Transcribe the entries exactly; images are not part of the copy.

..............................

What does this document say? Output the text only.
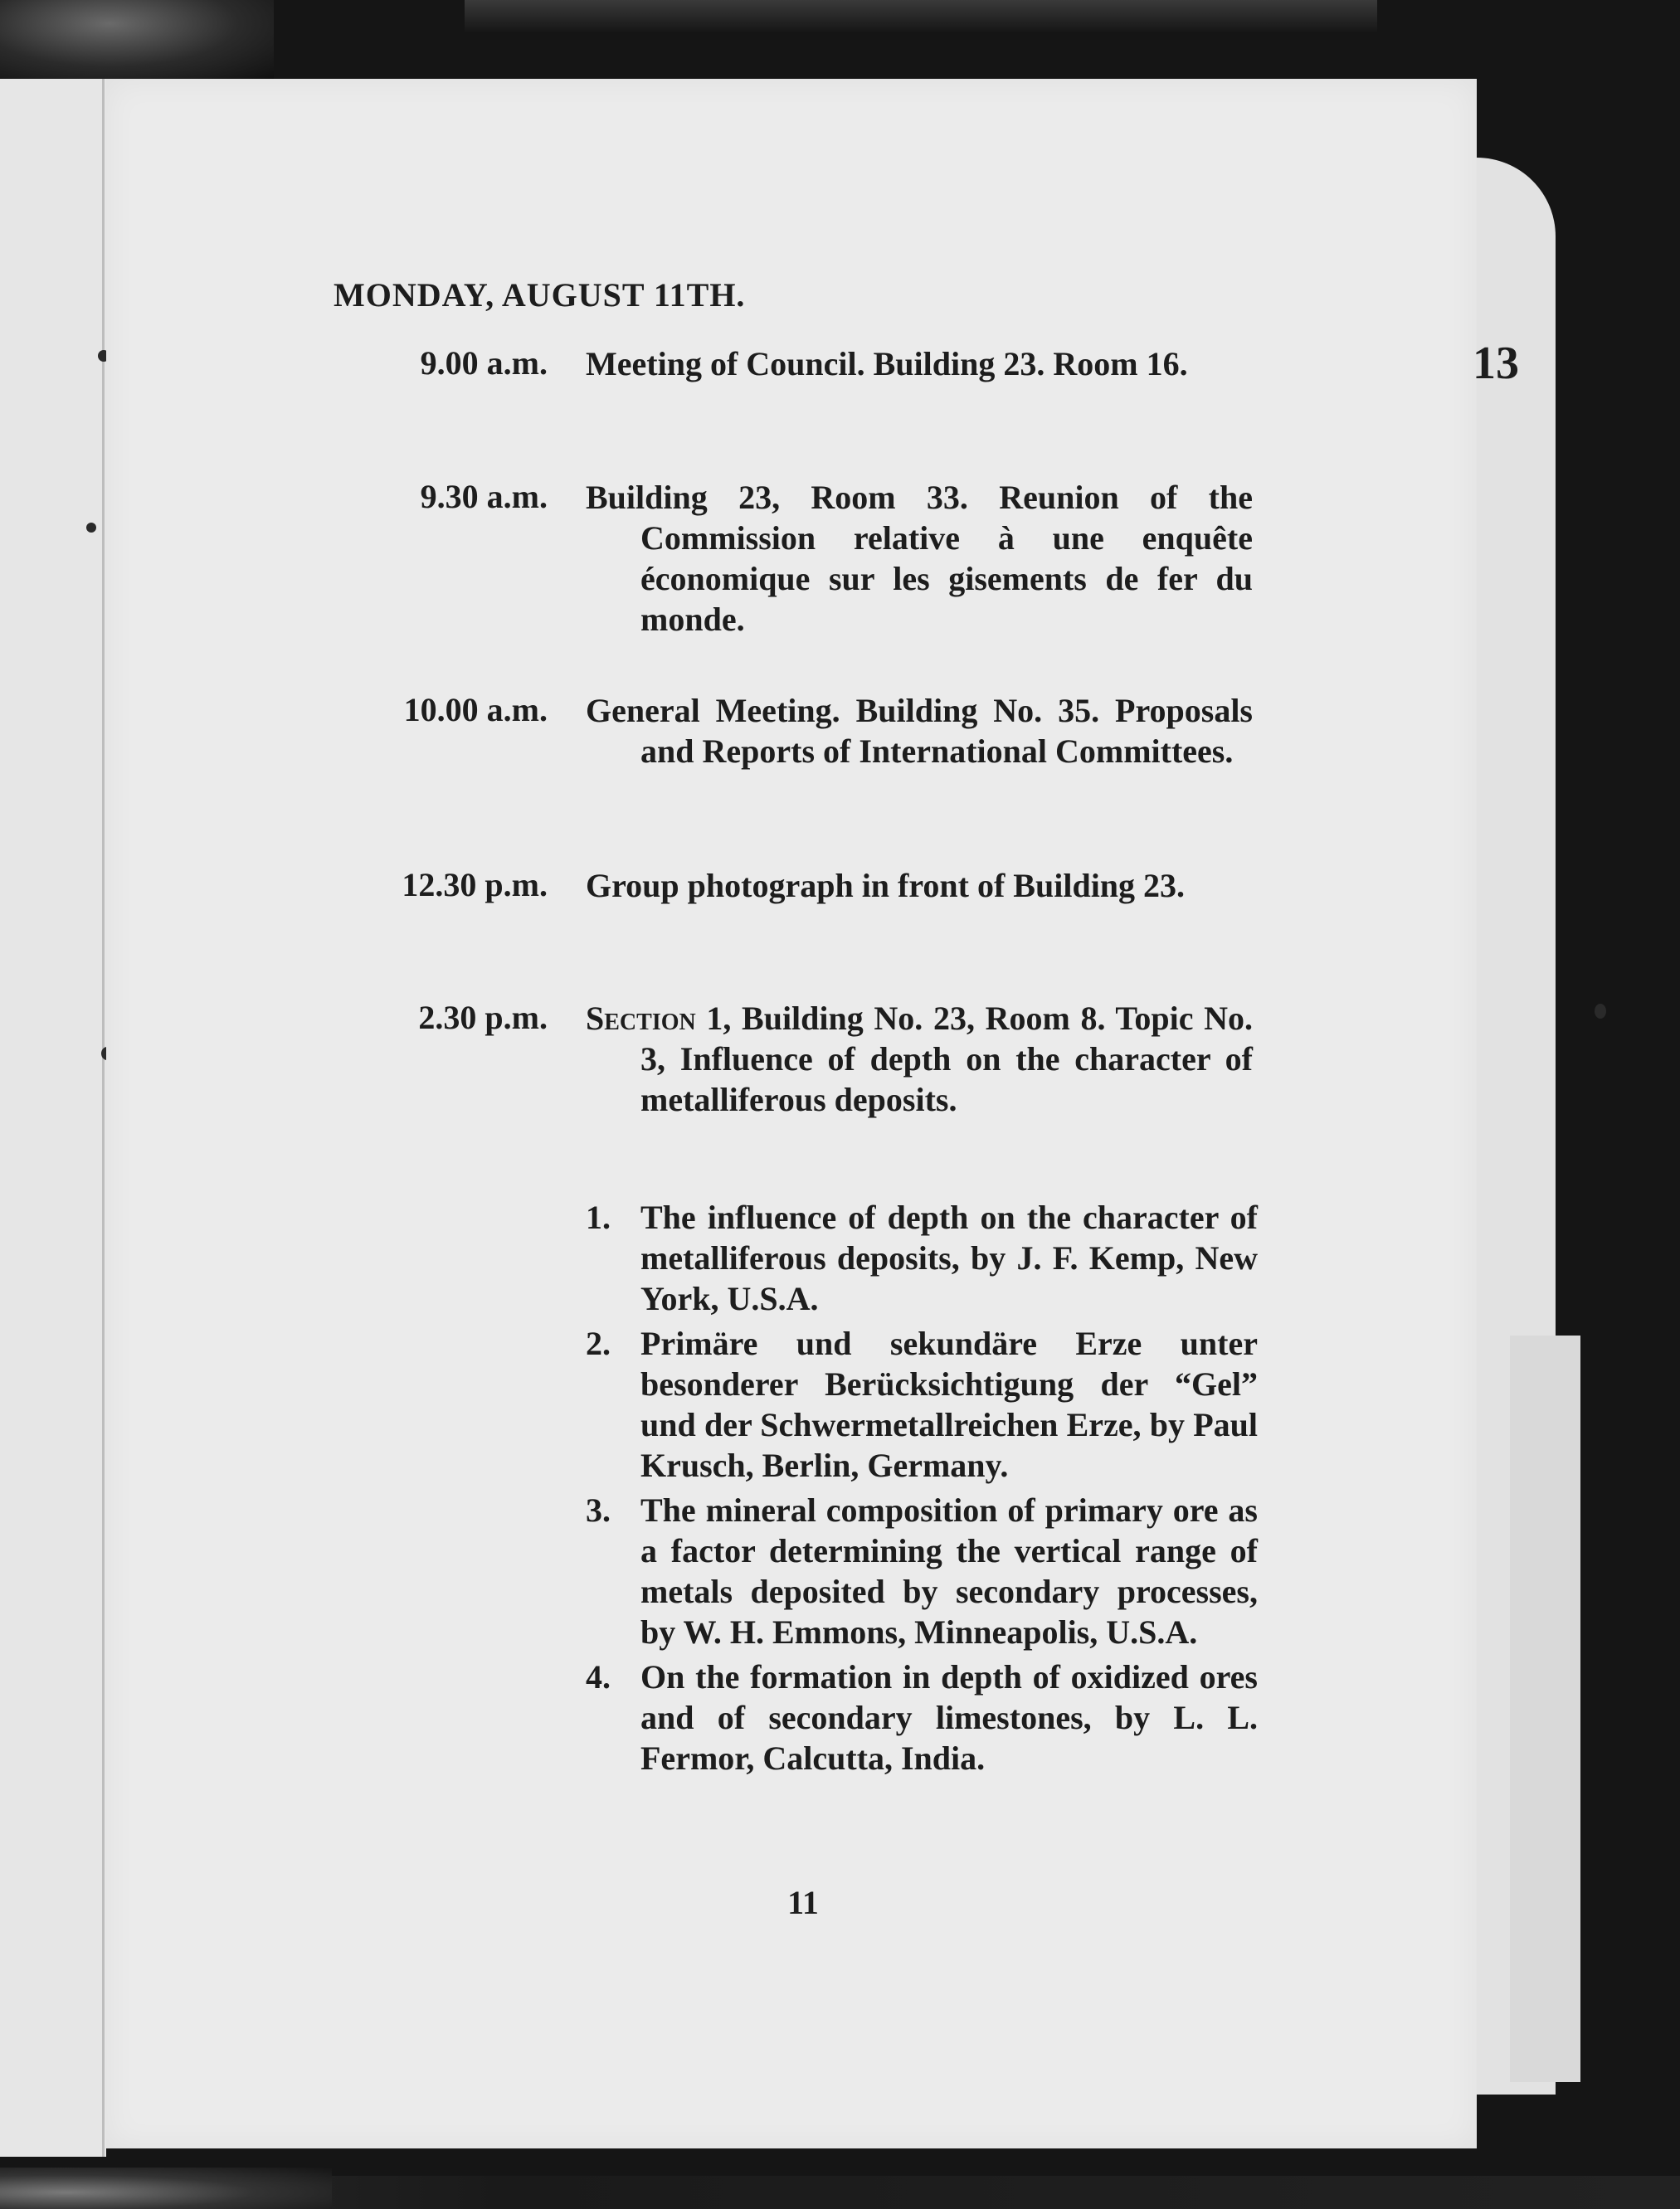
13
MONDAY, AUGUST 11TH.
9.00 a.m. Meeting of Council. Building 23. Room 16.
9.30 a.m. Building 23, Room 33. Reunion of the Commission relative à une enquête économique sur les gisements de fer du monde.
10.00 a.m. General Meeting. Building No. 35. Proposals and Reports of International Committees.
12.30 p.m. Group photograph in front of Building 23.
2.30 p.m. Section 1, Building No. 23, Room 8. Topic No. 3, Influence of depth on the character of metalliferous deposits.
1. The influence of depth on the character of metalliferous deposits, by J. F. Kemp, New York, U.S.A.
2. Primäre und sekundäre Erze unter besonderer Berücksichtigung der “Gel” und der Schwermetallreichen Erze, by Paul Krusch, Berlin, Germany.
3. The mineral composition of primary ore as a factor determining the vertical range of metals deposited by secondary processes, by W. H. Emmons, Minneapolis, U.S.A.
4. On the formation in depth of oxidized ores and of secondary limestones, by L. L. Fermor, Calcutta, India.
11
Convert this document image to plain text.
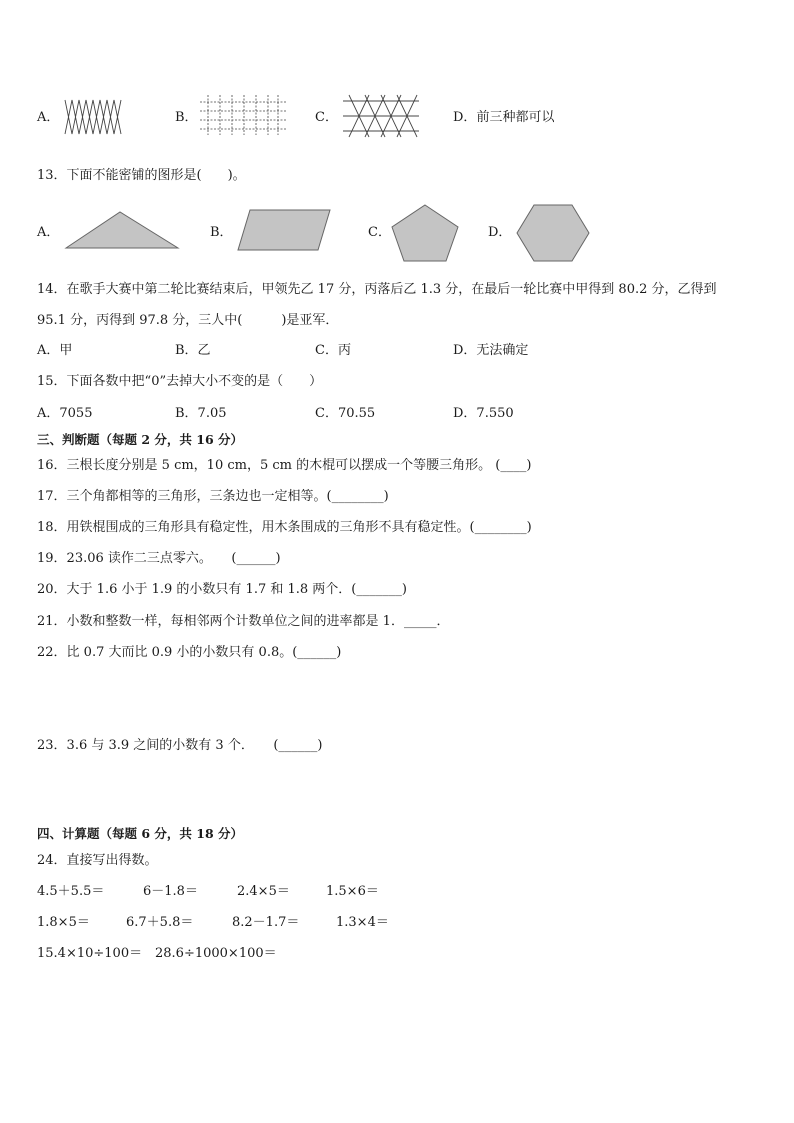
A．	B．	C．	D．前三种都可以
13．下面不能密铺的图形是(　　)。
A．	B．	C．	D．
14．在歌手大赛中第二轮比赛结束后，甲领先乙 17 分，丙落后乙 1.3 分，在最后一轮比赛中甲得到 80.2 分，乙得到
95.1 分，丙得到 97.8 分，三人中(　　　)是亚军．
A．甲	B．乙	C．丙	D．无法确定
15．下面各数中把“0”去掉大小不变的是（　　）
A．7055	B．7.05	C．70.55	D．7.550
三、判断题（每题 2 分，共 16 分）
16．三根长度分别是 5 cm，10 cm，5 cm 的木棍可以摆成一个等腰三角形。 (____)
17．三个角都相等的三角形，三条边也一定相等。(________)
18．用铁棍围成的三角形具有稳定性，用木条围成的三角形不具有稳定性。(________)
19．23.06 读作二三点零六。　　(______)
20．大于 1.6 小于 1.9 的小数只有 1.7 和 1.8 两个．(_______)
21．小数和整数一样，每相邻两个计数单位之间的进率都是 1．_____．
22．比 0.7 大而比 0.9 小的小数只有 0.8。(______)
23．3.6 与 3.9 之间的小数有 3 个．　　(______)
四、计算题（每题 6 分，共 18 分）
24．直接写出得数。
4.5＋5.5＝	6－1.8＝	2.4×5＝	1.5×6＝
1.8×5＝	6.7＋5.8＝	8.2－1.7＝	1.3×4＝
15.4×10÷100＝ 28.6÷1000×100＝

..............................

= Answer to this task =
What does this document say? Output the text only.
13
MONDAY, AUGUST 11TH.
9.00 a.m. Meeting of Council. Building 23. Room 16.
9.30 a.m. Building 23, Room 33. Reunion of the Commission relative à une enquête économique sur les gisements de fer du monde.
10.00 a.m. General Meeting. Building No. 35. Proposals and Reports of International Committees.
12.30 p.m. Group photograph in front of Building 23.
2.30 p.m. Section 1, Building No. 23, Room 8. Topic No. 3, Influence of depth on the character of metalliferous deposits.
1. The influence of depth on the character of metalliferous deposits, by J. F. Kemp, New York, U.S.A.
2. Primäre und sekundäre Erze unter besonderer Berücksichtigung der “Gel” und der Schwermetallreichen Erze, by Paul Krusch, Berlin, Germany.
3. The mineral composition of primary ore as a factor determining the vertical range of metals deposited by secondary processes, by W. H. Emmons, Minneapolis, U.S.A.
4. On the formation in depth of oxidized ores and of secondary limestones, by L. L. Fermor, Calcutta, India.
11
Convert this document image to plain text.
A．	B．	C．	D．前三种都可以
13．下面不能密铺的图形是(　　)。
A．	B．	C．	D．
14．在歌手大赛中第二轮比赛结束后，甲领先乙 17 分，丙落后乙 1.3 分，在最后一轮比赛中甲得到 80.2 分，乙得到
95.1 分，丙得到 97.8 分，三人中(　　　)是亚军．
A．甲	B．乙	C．丙	D．无法确定
15．下面各数中把“0”去掉大小不变的是（　　）
A．7055	B．7.05	C．70.55	D．7.550
三、判断题（每题 2 分，共 16 分）
16．三根长度分别是 5 cm，10 cm，5 cm 的木棍可以摆成一个等腰三角形。 (____)
17．三个角都相等的三角形，三条边也一定相等。(________)
18．用铁棍围成的三角形具有稳定性，用木条围成的三角形不具有稳定性。(________)
19．23.06 读作二三点零六。　　(______)
20．大于 1.6 小于 1.9 的小数只有 1.7 和 1.8 两个．(_______)
21．小数和整数一样，每相邻两个计数单位之间的进率都是 1．_____．
22．比 0.7 大而比 0.9 小的小数只有 0.8。(______)
23．3.6 与 3.9 之间的小数有 3 个．　　(______)
四、计算题（每题 6 分，共 18 分）
24．直接写出得数。
4.5＋5.5＝	6－1.8＝	2.4×5＝	1.5×6＝
1.8×5＝	6.7＋5.8＝	8.2－1.7＝	1.3×4＝
15.4×10÷100＝ 28.6÷1000×100＝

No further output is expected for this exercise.